## START DATASET EXTRACT
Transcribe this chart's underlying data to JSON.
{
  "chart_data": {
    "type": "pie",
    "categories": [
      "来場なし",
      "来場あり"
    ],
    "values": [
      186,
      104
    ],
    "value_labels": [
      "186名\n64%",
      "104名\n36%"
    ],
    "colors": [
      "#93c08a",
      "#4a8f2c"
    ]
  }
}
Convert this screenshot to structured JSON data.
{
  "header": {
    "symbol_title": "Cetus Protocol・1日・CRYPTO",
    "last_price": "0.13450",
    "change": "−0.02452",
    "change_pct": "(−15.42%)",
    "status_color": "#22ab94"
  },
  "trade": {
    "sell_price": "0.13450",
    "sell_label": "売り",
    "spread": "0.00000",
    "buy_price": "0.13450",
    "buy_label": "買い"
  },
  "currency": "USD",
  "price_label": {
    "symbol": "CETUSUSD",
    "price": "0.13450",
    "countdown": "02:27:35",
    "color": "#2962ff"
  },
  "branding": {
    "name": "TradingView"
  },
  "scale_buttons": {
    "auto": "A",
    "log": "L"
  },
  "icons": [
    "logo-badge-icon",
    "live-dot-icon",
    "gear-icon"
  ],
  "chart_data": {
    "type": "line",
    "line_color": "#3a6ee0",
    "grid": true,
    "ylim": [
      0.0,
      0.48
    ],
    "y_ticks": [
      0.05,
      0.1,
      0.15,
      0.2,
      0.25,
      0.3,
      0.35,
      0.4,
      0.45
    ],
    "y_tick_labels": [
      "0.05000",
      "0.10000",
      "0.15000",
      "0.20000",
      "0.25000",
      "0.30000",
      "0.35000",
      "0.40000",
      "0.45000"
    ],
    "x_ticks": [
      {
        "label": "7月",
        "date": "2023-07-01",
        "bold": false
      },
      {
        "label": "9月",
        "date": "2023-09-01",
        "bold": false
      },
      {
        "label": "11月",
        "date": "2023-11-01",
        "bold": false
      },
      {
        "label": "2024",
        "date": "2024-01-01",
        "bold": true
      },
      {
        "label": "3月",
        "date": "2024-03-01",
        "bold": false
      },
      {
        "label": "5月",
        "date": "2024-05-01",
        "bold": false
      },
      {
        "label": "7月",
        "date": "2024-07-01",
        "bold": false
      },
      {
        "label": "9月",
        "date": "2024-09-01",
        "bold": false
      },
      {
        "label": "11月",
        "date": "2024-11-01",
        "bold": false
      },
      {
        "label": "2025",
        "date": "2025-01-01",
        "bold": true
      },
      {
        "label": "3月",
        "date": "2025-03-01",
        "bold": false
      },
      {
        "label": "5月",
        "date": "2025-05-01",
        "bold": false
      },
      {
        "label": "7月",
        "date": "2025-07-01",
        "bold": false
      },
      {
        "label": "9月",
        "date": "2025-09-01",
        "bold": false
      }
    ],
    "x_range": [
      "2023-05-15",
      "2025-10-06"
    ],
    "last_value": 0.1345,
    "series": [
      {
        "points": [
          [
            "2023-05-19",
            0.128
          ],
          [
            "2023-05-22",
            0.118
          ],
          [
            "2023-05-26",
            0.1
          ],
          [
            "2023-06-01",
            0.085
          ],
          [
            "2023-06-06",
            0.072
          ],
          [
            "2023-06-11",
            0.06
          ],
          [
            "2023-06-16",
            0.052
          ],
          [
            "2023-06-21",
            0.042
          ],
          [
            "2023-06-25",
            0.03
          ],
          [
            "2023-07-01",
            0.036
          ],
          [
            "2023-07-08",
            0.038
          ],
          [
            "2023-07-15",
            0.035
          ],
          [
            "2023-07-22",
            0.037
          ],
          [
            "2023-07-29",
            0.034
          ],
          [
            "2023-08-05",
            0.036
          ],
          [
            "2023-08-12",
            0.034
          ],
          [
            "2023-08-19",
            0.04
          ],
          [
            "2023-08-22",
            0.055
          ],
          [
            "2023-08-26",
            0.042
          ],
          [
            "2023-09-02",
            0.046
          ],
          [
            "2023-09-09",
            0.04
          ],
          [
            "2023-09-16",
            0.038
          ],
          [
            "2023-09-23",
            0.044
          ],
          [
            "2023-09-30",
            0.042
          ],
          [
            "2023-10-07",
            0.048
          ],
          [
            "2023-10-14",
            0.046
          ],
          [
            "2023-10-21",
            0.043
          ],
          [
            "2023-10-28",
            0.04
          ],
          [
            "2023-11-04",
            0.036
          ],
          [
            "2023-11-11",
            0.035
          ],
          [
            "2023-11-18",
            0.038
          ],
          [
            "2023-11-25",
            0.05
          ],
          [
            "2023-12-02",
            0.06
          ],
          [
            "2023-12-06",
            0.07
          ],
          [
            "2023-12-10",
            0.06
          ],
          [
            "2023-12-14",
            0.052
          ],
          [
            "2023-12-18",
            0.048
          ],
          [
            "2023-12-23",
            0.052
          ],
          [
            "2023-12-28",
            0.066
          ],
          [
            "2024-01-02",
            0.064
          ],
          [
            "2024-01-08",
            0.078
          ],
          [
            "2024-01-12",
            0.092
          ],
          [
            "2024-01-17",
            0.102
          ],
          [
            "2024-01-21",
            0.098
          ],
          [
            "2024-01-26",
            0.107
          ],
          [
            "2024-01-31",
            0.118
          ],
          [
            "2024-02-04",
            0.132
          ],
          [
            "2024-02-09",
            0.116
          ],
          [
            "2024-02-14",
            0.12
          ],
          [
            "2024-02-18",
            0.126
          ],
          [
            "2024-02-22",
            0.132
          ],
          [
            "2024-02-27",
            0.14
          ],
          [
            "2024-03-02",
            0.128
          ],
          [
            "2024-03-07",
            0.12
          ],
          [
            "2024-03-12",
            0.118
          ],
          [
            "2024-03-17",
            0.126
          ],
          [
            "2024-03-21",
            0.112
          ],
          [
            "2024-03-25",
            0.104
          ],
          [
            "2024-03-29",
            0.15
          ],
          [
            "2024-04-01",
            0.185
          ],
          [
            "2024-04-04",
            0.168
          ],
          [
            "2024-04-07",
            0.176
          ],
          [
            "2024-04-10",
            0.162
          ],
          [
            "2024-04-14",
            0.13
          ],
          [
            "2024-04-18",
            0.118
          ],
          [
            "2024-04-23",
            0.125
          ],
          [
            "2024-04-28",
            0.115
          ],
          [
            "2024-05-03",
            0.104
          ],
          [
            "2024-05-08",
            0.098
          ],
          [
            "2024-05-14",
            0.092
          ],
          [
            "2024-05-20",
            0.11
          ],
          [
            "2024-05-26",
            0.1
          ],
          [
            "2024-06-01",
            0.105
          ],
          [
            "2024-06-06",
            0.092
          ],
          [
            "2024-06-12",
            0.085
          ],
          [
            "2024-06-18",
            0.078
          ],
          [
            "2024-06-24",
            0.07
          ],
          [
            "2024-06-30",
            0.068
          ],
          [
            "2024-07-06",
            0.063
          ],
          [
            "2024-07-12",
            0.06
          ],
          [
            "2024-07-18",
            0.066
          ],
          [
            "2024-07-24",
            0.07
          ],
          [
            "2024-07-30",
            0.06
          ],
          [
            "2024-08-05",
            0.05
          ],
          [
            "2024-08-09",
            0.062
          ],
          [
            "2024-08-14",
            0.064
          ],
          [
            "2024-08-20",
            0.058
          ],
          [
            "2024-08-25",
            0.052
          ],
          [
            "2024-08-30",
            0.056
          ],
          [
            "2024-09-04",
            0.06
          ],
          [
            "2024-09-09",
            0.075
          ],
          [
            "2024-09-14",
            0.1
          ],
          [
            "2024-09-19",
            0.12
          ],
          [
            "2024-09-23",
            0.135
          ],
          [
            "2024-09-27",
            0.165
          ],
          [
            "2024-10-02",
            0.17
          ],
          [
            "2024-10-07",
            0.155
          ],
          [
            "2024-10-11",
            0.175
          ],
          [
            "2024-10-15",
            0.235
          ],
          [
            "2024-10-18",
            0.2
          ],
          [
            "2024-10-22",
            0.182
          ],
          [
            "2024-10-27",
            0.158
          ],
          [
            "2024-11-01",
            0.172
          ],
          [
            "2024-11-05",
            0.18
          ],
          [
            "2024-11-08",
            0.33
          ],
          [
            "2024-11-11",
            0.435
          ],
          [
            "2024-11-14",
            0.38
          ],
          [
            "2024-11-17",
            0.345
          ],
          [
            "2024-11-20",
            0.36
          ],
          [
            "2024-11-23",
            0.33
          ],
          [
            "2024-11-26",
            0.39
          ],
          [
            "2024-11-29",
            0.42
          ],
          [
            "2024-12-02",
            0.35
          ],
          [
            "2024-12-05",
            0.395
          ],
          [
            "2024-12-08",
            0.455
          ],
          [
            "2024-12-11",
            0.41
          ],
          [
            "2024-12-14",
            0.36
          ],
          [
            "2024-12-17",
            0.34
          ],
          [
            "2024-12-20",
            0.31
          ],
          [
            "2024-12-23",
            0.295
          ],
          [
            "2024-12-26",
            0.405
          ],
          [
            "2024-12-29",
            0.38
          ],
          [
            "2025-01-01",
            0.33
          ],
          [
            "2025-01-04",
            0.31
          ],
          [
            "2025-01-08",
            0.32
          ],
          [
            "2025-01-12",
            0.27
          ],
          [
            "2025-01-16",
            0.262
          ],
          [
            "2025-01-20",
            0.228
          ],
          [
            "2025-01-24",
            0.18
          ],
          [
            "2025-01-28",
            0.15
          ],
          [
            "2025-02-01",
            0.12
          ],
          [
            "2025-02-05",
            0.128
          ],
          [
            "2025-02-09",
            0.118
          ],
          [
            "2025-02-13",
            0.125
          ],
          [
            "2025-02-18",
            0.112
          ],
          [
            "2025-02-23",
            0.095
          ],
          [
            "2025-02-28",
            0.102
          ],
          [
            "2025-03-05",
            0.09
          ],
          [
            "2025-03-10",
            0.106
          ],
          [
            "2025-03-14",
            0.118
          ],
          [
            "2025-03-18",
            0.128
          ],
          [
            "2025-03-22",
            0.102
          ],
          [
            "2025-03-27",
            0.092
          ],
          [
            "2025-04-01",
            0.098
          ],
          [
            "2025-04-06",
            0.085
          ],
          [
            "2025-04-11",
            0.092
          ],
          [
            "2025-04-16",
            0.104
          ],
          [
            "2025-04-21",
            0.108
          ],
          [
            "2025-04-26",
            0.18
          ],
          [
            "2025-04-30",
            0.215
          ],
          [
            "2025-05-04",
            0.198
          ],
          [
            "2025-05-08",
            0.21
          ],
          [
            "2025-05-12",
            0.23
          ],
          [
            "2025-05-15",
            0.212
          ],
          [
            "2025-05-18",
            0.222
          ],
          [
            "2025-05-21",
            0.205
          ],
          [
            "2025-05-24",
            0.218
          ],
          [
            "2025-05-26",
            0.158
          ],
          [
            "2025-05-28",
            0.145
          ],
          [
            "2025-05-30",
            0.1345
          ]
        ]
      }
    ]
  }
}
## END DATASET EXTRACT
■ PROMPT
Say how many lines in the records contain the string "this", and say nothing else.

■ EXPECTED OUTPUT
2